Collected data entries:

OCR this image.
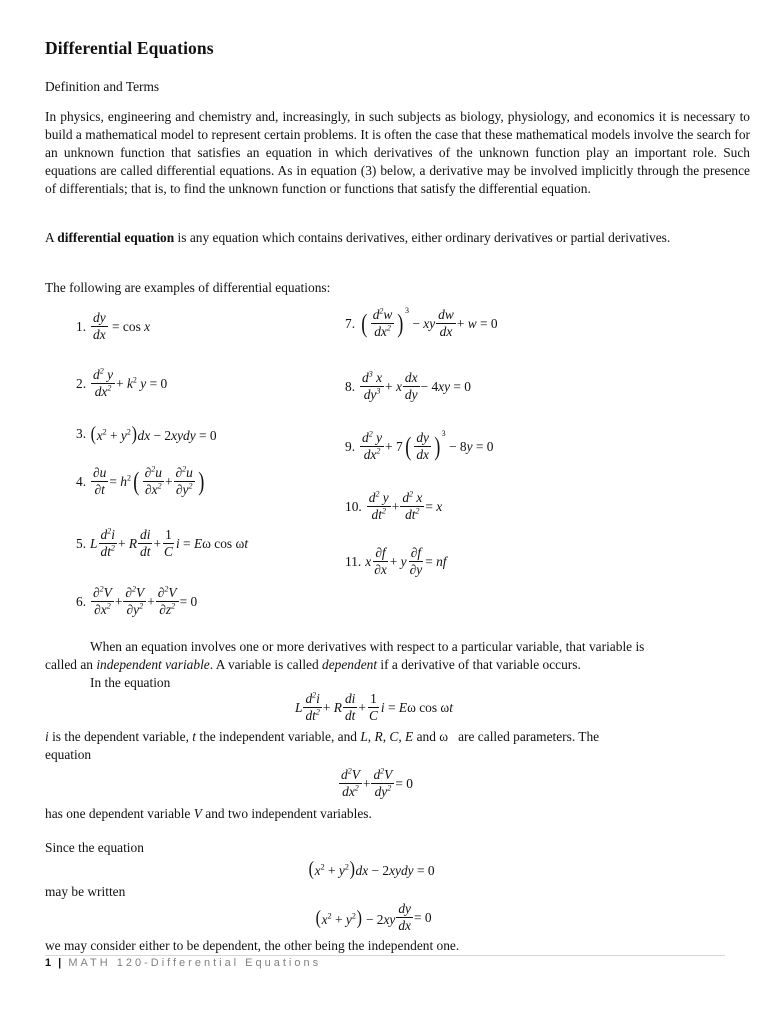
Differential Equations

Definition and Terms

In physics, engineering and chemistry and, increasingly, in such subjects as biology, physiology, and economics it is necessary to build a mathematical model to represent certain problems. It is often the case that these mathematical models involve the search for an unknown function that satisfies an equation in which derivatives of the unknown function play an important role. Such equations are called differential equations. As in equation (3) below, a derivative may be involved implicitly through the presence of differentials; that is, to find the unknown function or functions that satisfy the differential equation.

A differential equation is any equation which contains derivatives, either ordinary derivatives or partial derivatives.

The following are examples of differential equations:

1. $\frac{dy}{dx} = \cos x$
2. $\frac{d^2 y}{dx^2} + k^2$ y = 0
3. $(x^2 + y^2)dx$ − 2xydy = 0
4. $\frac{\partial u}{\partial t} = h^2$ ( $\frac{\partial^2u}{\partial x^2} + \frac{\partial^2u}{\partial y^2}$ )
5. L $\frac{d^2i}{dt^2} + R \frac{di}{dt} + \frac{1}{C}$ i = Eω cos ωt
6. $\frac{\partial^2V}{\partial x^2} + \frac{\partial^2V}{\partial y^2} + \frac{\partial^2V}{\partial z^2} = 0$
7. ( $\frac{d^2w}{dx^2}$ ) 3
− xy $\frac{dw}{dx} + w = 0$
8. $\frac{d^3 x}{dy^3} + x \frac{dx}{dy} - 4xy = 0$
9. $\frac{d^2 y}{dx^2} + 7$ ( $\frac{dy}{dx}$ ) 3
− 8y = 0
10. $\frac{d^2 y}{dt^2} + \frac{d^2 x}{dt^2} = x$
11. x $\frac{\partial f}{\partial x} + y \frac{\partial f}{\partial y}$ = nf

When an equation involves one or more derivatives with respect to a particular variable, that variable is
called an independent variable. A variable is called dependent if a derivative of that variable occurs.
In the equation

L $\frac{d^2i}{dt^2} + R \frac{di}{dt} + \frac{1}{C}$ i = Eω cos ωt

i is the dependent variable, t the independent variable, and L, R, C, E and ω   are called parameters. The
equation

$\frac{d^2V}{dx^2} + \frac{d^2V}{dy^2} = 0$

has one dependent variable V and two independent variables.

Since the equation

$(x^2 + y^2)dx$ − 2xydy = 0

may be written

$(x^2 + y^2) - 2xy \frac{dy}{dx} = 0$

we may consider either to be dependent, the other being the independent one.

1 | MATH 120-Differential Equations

--

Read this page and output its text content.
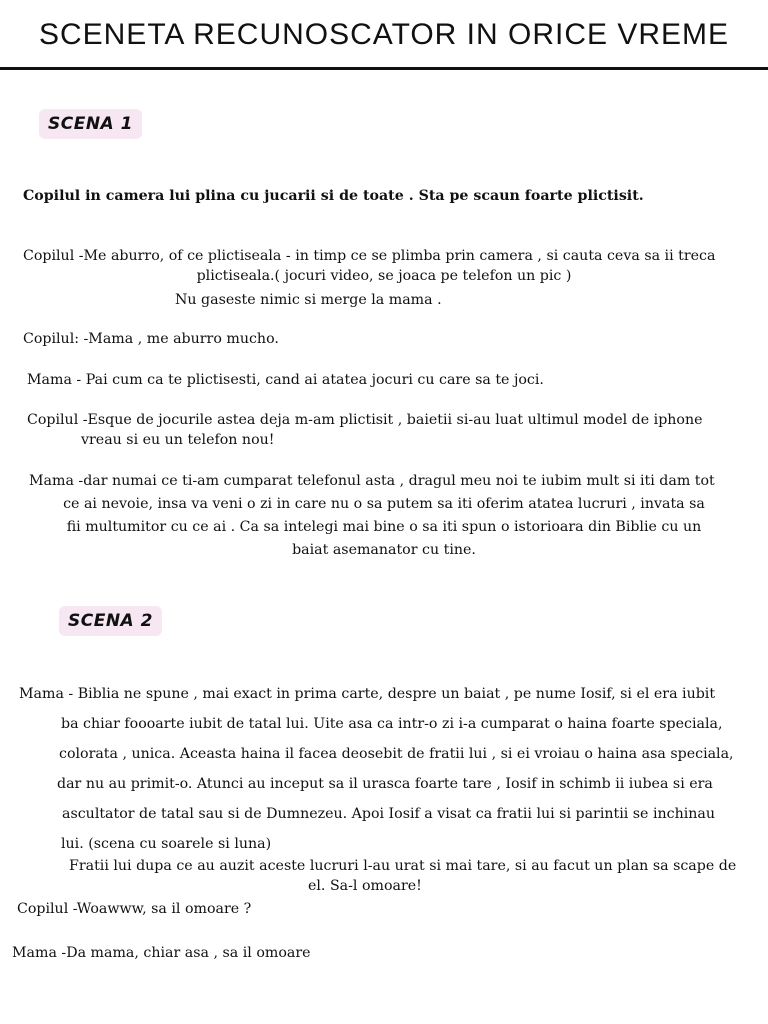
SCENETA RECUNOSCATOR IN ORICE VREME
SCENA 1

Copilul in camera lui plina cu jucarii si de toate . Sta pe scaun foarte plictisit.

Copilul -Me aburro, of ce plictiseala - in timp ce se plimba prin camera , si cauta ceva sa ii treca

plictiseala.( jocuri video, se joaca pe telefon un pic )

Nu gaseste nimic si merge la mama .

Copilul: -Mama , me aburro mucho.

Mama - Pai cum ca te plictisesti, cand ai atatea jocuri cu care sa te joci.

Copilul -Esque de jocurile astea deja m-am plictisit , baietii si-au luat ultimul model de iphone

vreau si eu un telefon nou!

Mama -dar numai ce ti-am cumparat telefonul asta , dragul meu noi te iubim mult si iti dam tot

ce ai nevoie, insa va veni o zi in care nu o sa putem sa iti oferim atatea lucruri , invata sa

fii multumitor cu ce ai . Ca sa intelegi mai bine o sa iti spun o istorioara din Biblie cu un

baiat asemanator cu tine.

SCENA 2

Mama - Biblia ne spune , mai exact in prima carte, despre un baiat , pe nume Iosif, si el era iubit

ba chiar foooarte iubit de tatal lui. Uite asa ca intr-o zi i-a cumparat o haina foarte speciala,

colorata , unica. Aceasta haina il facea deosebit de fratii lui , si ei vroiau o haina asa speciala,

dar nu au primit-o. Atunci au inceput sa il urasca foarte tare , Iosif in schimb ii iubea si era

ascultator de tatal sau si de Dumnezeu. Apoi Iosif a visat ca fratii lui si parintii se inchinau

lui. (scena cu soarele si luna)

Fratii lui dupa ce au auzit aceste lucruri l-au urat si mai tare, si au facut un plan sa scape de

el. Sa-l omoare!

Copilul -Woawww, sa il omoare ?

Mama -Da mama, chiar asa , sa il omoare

==

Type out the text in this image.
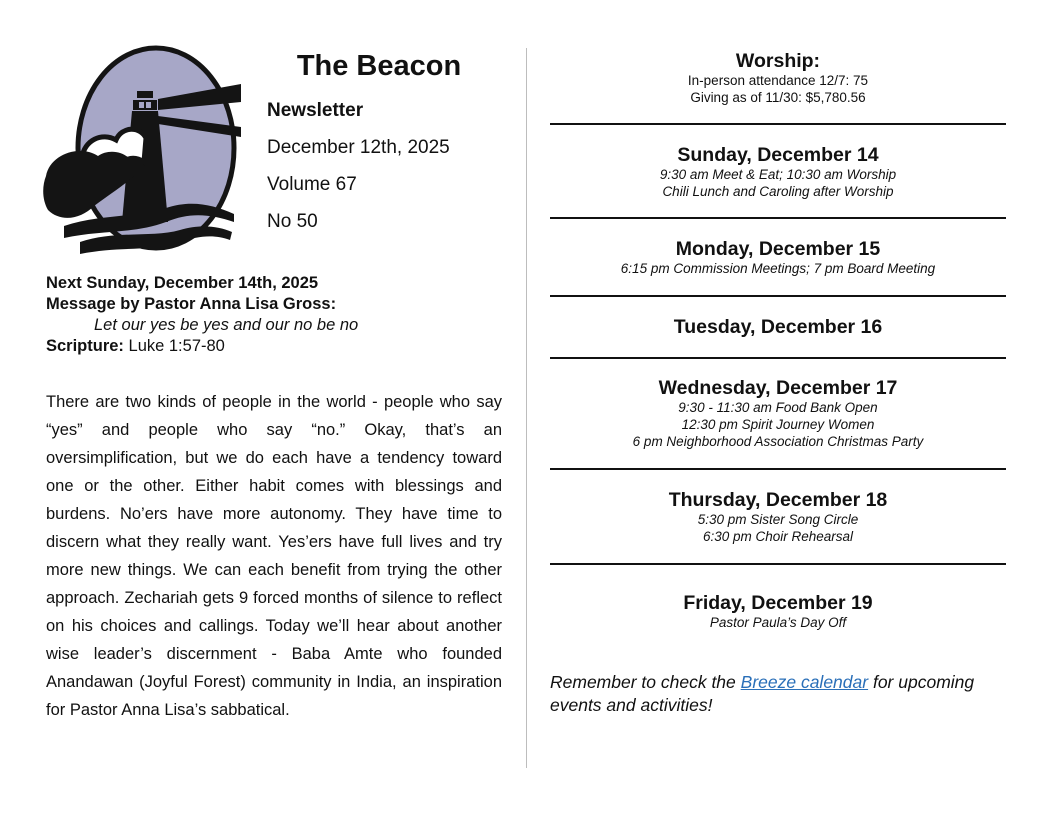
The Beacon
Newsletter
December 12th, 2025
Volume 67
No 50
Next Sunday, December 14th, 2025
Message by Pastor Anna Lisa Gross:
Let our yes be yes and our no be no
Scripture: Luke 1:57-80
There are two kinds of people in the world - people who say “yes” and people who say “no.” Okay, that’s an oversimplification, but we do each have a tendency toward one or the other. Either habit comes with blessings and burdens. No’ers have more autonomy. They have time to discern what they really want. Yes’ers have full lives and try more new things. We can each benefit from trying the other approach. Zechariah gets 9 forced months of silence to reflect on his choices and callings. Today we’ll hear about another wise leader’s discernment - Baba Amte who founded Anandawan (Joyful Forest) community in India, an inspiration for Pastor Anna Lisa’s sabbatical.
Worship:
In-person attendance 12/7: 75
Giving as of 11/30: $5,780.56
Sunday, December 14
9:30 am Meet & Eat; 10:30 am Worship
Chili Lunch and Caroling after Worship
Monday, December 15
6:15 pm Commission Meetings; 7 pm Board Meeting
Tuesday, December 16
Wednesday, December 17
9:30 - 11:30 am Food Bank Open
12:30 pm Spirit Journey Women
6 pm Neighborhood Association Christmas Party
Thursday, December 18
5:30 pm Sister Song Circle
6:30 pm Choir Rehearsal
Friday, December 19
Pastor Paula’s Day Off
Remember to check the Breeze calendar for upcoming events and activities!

What the exercise asks:
Find each line in the records holding the string "Sunday" and show it.

Result:
Next Sunday, December 14th, 2025
Sunday, December 14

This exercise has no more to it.